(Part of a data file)
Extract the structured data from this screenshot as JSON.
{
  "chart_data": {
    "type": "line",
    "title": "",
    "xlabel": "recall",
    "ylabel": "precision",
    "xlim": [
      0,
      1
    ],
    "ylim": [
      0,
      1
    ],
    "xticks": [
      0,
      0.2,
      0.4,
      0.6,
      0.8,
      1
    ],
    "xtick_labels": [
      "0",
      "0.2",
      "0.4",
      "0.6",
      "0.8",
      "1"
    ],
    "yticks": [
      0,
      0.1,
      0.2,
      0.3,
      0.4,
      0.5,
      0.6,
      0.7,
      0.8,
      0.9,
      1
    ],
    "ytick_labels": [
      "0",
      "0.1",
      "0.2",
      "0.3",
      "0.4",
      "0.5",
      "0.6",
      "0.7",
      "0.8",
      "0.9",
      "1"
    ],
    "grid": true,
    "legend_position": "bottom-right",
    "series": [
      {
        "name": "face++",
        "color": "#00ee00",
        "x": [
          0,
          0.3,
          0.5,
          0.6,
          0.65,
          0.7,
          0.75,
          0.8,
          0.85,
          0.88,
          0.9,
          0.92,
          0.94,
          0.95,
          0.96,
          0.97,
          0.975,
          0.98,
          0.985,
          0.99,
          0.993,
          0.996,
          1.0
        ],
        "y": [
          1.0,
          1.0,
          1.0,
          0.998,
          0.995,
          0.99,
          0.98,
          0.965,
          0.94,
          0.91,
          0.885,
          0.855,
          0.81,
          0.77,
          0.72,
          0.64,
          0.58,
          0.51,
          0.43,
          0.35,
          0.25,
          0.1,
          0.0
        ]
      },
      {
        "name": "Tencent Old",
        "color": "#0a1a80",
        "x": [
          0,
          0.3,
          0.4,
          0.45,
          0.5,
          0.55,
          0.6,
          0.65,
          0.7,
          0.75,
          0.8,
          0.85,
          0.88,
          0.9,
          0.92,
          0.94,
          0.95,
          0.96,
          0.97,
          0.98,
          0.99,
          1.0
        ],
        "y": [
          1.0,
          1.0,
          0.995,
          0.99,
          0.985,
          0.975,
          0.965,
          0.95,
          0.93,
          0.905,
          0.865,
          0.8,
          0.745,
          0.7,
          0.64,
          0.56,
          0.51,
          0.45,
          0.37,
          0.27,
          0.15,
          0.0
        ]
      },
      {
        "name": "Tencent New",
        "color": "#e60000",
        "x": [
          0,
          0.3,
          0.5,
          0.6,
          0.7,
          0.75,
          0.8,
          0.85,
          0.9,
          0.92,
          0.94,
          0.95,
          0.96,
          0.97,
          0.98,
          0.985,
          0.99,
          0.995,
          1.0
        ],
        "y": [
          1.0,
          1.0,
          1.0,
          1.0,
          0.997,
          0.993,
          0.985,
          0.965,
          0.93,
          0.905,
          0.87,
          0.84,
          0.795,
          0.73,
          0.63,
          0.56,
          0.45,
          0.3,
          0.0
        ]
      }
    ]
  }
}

GIVEN INSTRUCTION:
Pick out every line of the listing containing the word "name", and show those lines.

TASK OUTPUT:
        "name": "face++",
        "name": "Tencent Old",
        "name": "Tencent New",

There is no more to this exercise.